-- Start --

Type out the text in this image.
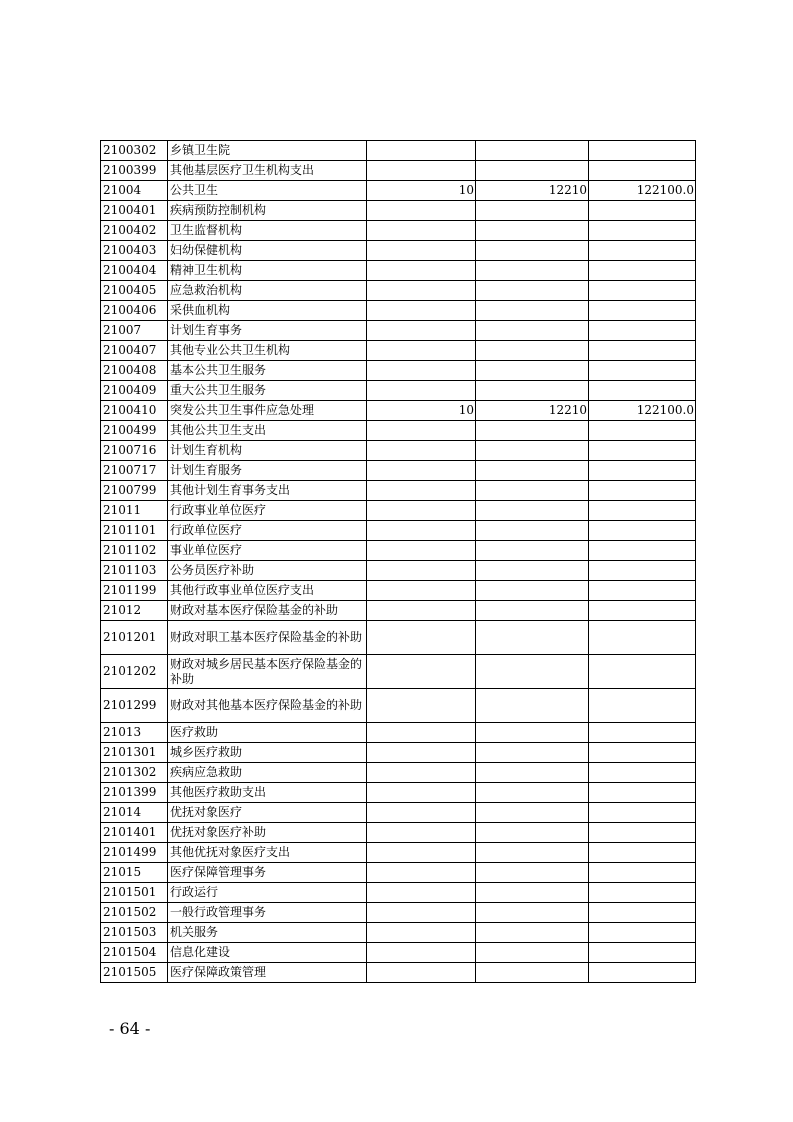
2100302	乡镇卫生院			
2100399	其他基层医疗卫生机构支出			
21004	公共卫生	10	12210	122100.0
2100401	疾病预防控制机构			
2100402	卫生监督机构			
2100403	妇幼保健机构			
2100404	精神卫生机构			
2100405	应急救治机构			
2100406	采供血机构			
21007	计划生育事务			
2100407	其他专业公共卫生机构			
2100408	基本公共卫生服务			
2100409	重大公共卫生服务			
2100410	突发公共卫生事件应急处理	10	12210	122100.0
2100499	其他公共卫生支出			
2100716	计划生育机构			
2100717	计划生育服务			
2100799	其他计划生育事务支出			
21011	行政事业单位医疗			
2101101	行政单位医疗			
2101102	事业单位医疗			
2101103	公务员医疗补助			
2101199	其他行政事业单位医疗支出			
21012	财政对基本医疗保险基金的补助			
2101201	财政对职工基本医疗保险基金的补助			
2101202	财政对城乡居民基本医疗保险基金的补助			
2101299	财政对其他基本医疗保险基金的补助			
21013	医疗救助			
2101301	城乡医疗救助			
2101302	疾病应急救助			
2101399	其他医疗救助支出			
21014	优抚对象医疗			
2101401	优抚对象医疗补助			
2101499	其他优抚对象医疗支出			
21015	医疗保障管理事务			
2101501	行政运行			
2101502	一般行政管理事务			
2101503	机关服务			
2101504	信息化建设			
2101505	医疗保障政策管理			
- 64 -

-- End --

THE REQUEST >> Restate the entire listing word for word, excluding pictures.

ANSWER TO THIS PROBLEM >>
Type out the text in this image.
2100302	乡镇卫生院			
2100399	其他基层医疗卫生机构支出			
21004	公共卫生	10	12210	122100.0
2100401	疾病预防控制机构			
2100402	卫生监督机构			
2100403	妇幼保健机构			
2100404	精神卫生机构			
2100405	应急救治机构			
2100406	采供血机构			
21007	计划生育事务			
2100407	其他专业公共卫生机构			
2100408	基本公共卫生服务			
2100409	重大公共卫生服务			
2100410	突发公共卫生事件应急处理	10	12210	122100.0
2100499	其他公共卫生支出			
2100716	计划生育机构			
2100717	计划生育服务			
2100799	其他计划生育事务支出			
21011	行政事业单位医疗			
2101101	行政单位医疗			
2101102	事业单位医疗			
2101103	公务员医疗补助			
2101199	其他行政事业单位医疗支出			
21012	财政对基本医疗保险基金的补助			
2101201	财政对职工基本医疗保险基金的补助			
2101202	财政对城乡居民基本医疗保险基金的补助			
2101299	财政对其他基本医疗保险基金的补助			
21013	医疗救助			
2101301	城乡医疗救助			
2101302	疾病应急救助			
2101399	其他医疗救助支出			
21014	优抚对象医疗			
2101401	优抚对象医疗补助			
2101499	其他优抚对象医疗支出			
21015	医疗保障管理事务			
2101501	行政运行			
2101502	一般行政管理事务			
2101503	机关服务			
2101504	信息化建设			
2101505	医疗保障政策管理			
- 64 -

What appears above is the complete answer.